Problem: Look through the data for the string "potência". Copy every line where it is found.

Stored items
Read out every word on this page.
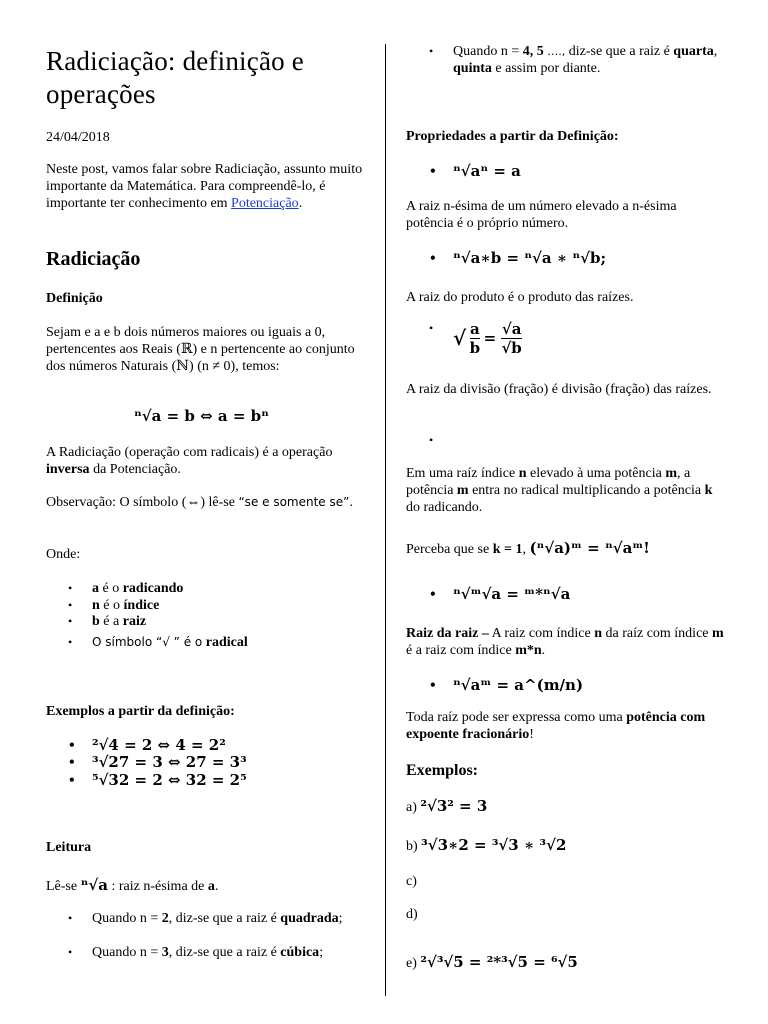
Radiciação: definição e operações
24/04/2018
Neste post, vamos falar sobre Radiciação, assunto muito importante da Matemática. Para compreendê-lo, é importante ter conhecimento em Potenciação.
Radiciação
Definição
Sejam e a e b dois números maiores ou iguais a 0, pertencentes aos Reais (ℝ) e n pertencente ao conjunto dos números Naturais (ℕ) (n ≠ 0), temos:
ⁿ√a = b ⇔ a = bⁿ
A Radiciação (operação com radicais) é a operação inversa da Potenciação.
Observação: O símbolo (⇔) lê-se “se e somente se”.
Onde:
• a é o radicando
• n é o índice
• b é a raiz
• O símbolo “√ ” é o radical
Exemplos a partir da definição:
• ²√4 = 2 ⇔ 4 = 2²
• ³√27 = 3 ⇔ 27 = 3³
• ⁵√32 = 2 ⇔ 32 = 2⁵
Leitura
Lê-se ⁿ√a : raiz n-ésima de a.
• Quando n = 2, diz-se que a raiz é quadrada;
• Quando n = 3, diz-se que a raiz é cúbica;
• Quando n = 4, 5 …., diz-se que a raiz é quarta, quinta e assim por diante.
Propriedades a partir da Definição:
• ⁿ√aⁿ = a
A raiz n-ésima de um número elevado a n-ésima potência é o próprio número.
• ⁿ√a∗b = ⁿ√a ∗ ⁿ√b;
A raiz do produto é o produto das raízes.
• √ $\frac{a}{b} = \frac{√a}{√b}$
A raiz da divisão (fração) é divisão (fração) das raízes.
Em uma raíz índice n elevado à uma potência m, a potência m entra no radical multiplicando a potência k do radicando.
Perceba que se k = 1, (ⁿ√a)ᵐ = ⁿ√aᵐ!
• ⁿ√ᵐ√a = ᵐ*ⁿ√a
Raiz da raiz – A raiz com índice n da raíz com índice m é a raiz com índice m*n.
• ⁿ√aᵐ = a^(m/n)
Toda raíz pode ser expressa como uma potência com expoente fracionário!
Exemplos:
a) ²√3² = 3
b) ³√3∗2 = ³√3 ∗ ³√2
c)
d)
e) ²√³√5 = ²*³√5 = ⁶√5
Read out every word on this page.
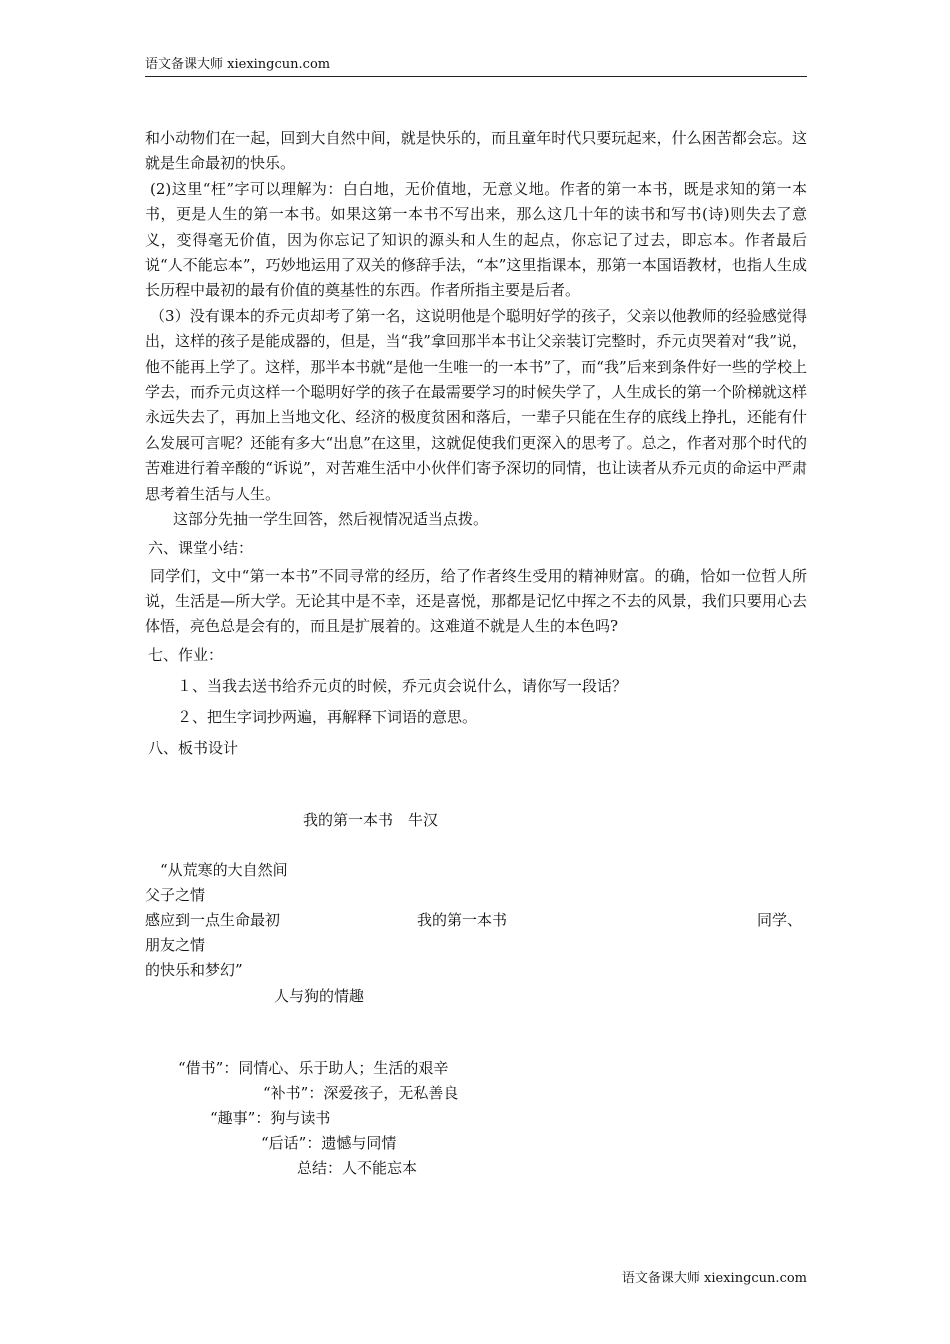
语文备课大师 xiexingcun.com

和小动物们在一起，回到大自然中间，就是快乐的，而且童年时代只要玩起来，什么困苦都会忘。这就是生命最初的快乐。

(2)这里“枉”字可以理解为：白白地，无价值地，无意义地。作者的第一本书，既是求知的第一本书，更是人生的第一本书。如果这第一本书不写出来，那么这几十年的读书和写书(诗)则失去了意义，变得毫无价值，因为你忘记了知识的源头和人生的起点，你忘记了过去，即忘本。作者最后说“人不能忘本”，巧妙地运用了双关的修辞手法，“本”这里指课本，那第一本国语教材，也指人生成长历程中最初的最有价值的奠基性的东西。作者所指主要是后者。

（3）没有课本的乔元贞却考了第一名，这说明他是个聪明好学的孩子，父亲以他教师的经验感觉得出，这样的孩子是能成器的，但是，当“我”拿回那半本书让父亲装订完整时，乔元贞哭着对“我”说，他不能再上学了。这样，那半本书就“是他一生唯一的一本书”了，而“我”后来到条件好一些的学校上学去，而乔元贞这样一个聪明好学的孩子在最需要学习的时候失学了，人生成长的第一个阶梯就这样永远失去了，再加上当地文化、经济的极度贫困和落后，一辈子只能在生存的底线上挣扎，还能有什么发展可言呢？还能有多大“出息”在这里，这就促使我们更深入的思考了。总之，作者对那个时代的苦难进行着辛酸的“诉说”，对苦难生活中小伙伴们寄予深切的同情，也让读者从乔元贞的命运中严肃思考着生活与人生。

这部分先抽一学生回答，然后视情况适当点拨。

六、课堂小结：

同学们，文中“第一本书”不同寻常的经历，给了作者终生受用的精神财富。的确，恰如一位哲人所说，生活是—所大学。无论其中是不幸，还是喜悦，那都是记忆中挥之不去的风景，我们只要用心去体悟，亮色总是会有的，而且是扩展着的。这难道不就是人生的本色吗?

七、作业：
１、当我去送书给乔元贞的时候，乔元贞会说什么，请你写一段话？
２、把生字词抄两遍，再解释下词语的意思。
八、板书设计
我的第一本书　牛汉
“从荒寒的大自然间
父子之情
感应到一点生命最初	我的第一本书	同学、
朋友之情
的快乐和梦幻”
人与狗的情趣
“借书”：同情心、乐于助人；生活的艰辛
“补书”：深爱孩子，无私善良
“趣事”：狗与读书
“后话”：遗憾与同情
总结：人不能忘本
语文备课大师 xiexingcun.com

Correct output:
A raiz n-ésima de um número elevado a n-ésima potência é o próprio número.
Em uma raíz índice n elevado à uma potência m, a potência m entra no radical multiplicando a potência k do radicando.
Toda raíz pode ser expressa como uma potência com expoente fracionário!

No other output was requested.